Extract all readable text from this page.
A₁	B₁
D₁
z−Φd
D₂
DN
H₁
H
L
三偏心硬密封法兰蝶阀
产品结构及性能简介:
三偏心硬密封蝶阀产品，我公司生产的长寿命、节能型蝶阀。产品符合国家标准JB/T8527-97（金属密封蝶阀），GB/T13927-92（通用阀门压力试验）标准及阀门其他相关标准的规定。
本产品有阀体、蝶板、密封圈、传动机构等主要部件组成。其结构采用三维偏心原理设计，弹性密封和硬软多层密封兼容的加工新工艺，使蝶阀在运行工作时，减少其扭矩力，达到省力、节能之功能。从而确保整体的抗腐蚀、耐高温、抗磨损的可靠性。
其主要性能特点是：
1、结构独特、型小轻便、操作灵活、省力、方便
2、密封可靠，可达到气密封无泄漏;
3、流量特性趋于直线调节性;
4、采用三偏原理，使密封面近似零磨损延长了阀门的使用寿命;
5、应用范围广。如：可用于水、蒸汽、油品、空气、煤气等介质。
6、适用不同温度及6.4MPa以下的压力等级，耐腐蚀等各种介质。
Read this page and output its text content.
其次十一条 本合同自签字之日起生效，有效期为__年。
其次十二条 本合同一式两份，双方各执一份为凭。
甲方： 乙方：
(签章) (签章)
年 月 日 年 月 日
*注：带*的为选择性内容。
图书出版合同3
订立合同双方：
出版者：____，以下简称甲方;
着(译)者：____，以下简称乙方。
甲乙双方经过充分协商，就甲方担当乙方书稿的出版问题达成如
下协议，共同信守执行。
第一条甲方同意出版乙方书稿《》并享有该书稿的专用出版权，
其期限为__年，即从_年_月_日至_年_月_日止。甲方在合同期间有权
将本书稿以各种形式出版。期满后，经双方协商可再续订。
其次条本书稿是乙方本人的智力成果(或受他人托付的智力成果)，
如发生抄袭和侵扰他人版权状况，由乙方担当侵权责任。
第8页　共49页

--

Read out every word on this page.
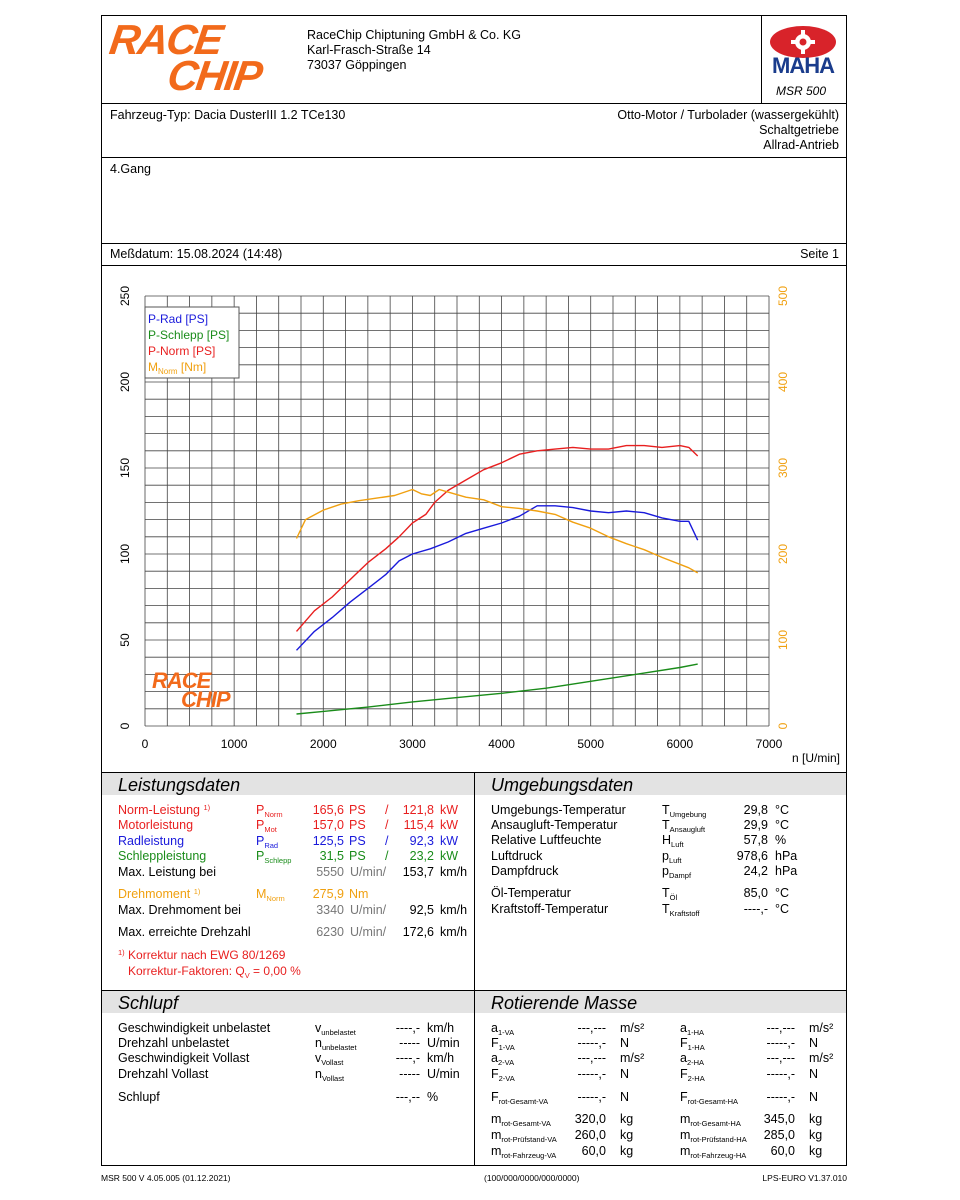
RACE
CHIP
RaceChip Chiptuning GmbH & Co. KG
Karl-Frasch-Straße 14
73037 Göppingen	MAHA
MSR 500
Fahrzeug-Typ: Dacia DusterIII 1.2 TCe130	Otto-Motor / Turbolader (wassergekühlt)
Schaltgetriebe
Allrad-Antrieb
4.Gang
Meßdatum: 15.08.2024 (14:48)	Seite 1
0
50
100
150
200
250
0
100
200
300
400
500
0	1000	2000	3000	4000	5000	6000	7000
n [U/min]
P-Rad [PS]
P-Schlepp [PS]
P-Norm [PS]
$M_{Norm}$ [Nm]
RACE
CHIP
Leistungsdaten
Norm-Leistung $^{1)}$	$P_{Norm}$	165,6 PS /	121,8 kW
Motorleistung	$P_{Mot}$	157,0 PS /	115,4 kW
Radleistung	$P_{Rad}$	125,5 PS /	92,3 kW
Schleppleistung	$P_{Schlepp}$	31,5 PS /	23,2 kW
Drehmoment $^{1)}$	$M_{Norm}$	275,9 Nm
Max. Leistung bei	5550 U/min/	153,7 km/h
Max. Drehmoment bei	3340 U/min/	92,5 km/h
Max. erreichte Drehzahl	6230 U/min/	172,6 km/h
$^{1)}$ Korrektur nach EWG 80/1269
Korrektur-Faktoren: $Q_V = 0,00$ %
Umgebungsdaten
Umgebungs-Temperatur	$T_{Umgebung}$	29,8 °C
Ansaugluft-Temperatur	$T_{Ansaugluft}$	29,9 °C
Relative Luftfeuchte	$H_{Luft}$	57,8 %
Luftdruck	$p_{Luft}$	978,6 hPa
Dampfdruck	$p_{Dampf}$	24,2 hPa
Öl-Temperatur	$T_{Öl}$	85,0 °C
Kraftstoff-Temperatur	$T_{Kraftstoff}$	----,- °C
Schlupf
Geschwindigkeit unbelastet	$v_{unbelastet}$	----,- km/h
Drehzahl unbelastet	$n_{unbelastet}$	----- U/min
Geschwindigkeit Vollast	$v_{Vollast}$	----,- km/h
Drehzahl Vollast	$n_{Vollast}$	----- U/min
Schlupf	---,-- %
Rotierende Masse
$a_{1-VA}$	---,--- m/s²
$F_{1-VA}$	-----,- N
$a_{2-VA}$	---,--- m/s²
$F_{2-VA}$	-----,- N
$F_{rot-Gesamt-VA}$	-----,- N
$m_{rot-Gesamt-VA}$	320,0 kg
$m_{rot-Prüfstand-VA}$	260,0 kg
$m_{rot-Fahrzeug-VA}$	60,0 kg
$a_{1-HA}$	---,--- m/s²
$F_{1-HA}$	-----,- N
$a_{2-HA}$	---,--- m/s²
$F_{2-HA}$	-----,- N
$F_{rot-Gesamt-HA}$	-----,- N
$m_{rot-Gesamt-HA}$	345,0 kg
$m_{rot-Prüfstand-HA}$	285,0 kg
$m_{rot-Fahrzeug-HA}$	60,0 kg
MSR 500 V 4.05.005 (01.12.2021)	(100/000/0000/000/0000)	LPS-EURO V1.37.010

◆ **Short exercise**
Within the material above, find the lines that contain the word "Geschwindigkeit"; copy them.

◆ **Solution**
Geschwindigkeit unbelastet	$v_{unbelastet}$	----,- km/h
Geschwindigkeit Vollast	$v_{Vollast}$	----,- km/h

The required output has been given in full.